§ Required work: Skip the images and return the records below exactly.

(Extracted records)
__________
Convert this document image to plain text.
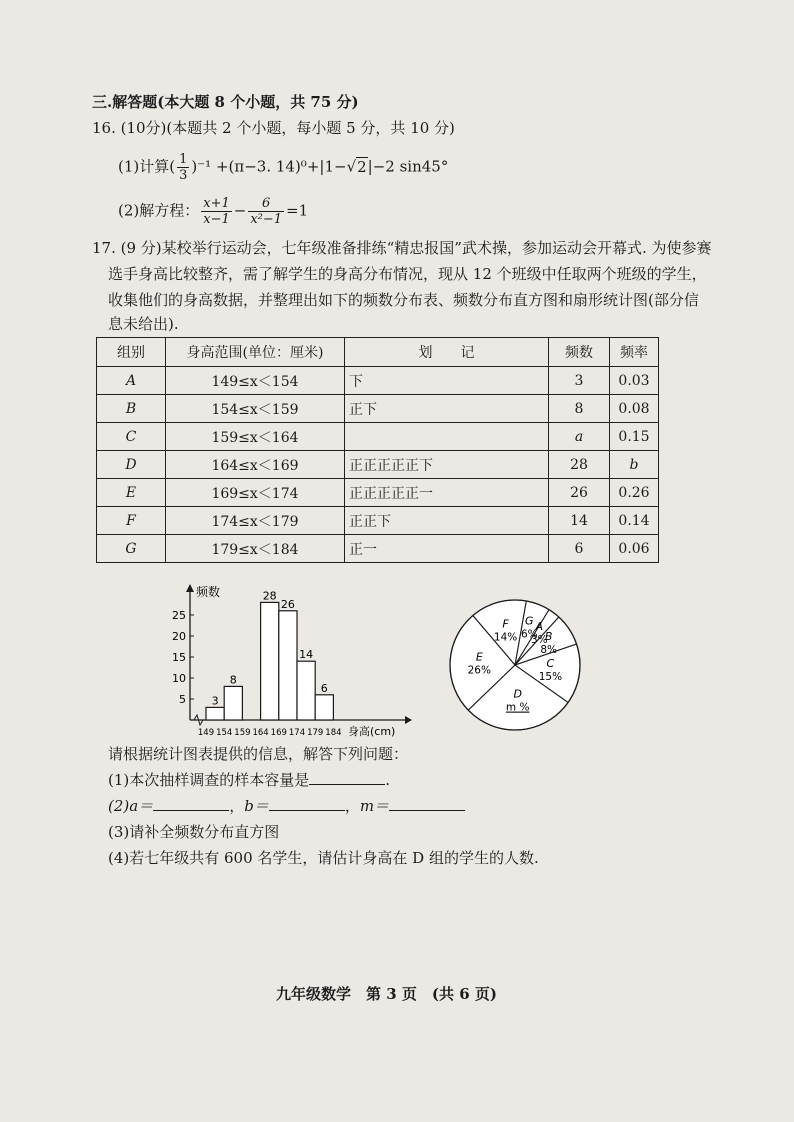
三.解答题(本大题 8 个小题，共 75 分)
16. (10分)(本题共 2 个小题，每小题 5 分，共 10 分)
(1)计算( $\frac{1}{3} )^{-1} +(\pi-3$. 14)⁰+|1−√2|−2 sin45°
(2)解方程： $\frac{x+1}{x-1} - \frac{6}{\text{x²−1}} =1$
17. (9 分)某校举行运动会，七年级准备排练“精忠报国”武术操，参加运动会开幕式. 为使参赛
选手身高比较整齐，需了解学生的身高分布情况，现从 12 个班级中任取两个班级的学生，
收集他们的身高数据，并整理出如下的频数分布表、频数分布直方图和扇形统计图(部分信
息未给出).
组别	身高范围(单位：厘米)	划　　记	频数	频率
A	149≤x＜154	下	3	0.03
B	154≤x＜159	正下	8	0.08
C	159≤x＜164		a	0.15
D	164≤x＜169	正正正正正下	28	b
E	169≤x＜174	正正正正正一	26	0.26
F	174≤x＜179	正正下	14	0.14
G	179≤x＜184	正一	6	0.06
频数
身高(cm)
5
10
15
20
25
149 154 159 164 169 174 179 184
3
8
28
26
14
6
G
6%
A
3%
B
8%
C
15%
D
m %
E
26%
F
14%
请根据统计图表提供的信息，解答下列问题：
(1)本次抽样调查的样本容量是	.
(2)a＝	，b＝	，m＝
(3)请补全频数分布直方图
(4)若七年级共有 600 名学生，请估计身高在 D 组的学生的人数.
九年级数学　第 3 页　(共 6 页)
__________
§ Solution to this exercise:
Convert this document image to plain text.
三.解答题(本大题 8 个小题，共 75 分)
16. (10分)(本题共 2 个小题，每小题 5 分，共 10 分)
(1)计算( $\frac{1}{3} )^{-1} +(\pi-3$. 14)⁰+|1−√2|−2 sin45°
(2)解方程： $\frac{x+1}{x-1} - \frac{6}{\text{x²−1}} =1$
17. (9 分)某校举行运动会，七年级准备排练“精忠报国”武术操，参加运动会开幕式. 为使参赛
选手身高比较整齐，需了解学生的身高分布情况，现从 12 个班级中任取两个班级的学生，
收集他们的身高数据，并整理出如下的频数分布表、频数分布直方图和扇形统计图(部分信
息未给出).
组别	身高范围(单位：厘米)	划　　记	频数	频率
A	149≤x＜154	下	3	0.03
B	154≤x＜159	正下	8	0.08
C	159≤x＜164		a	0.15
D	164≤x＜169	正正正正正下	28	b
E	169≤x＜174	正正正正正一	26	0.26
F	174≤x＜179	正正下	14	0.14
G	179≤x＜184	正一	6	0.06
频数
身高(cm)
5
10
15
20
25
149 154 159 164 169 174 179 184
3
8
28
26
14
6
G
6%
A
3%
B
8%
C
15%
D
m %
E
26%
F
14%
请根据统计图表提供的信息，解答下列问题：
(1)本次抽样调查的样本容量是	.
(2)a＝	，b＝	，m＝
(3)请补全频数分布直方图
(4)若七年级共有 600 名学生，请估计身高在 D 组的学生的人数.
九年级数学　第 3 页　(共 6 页)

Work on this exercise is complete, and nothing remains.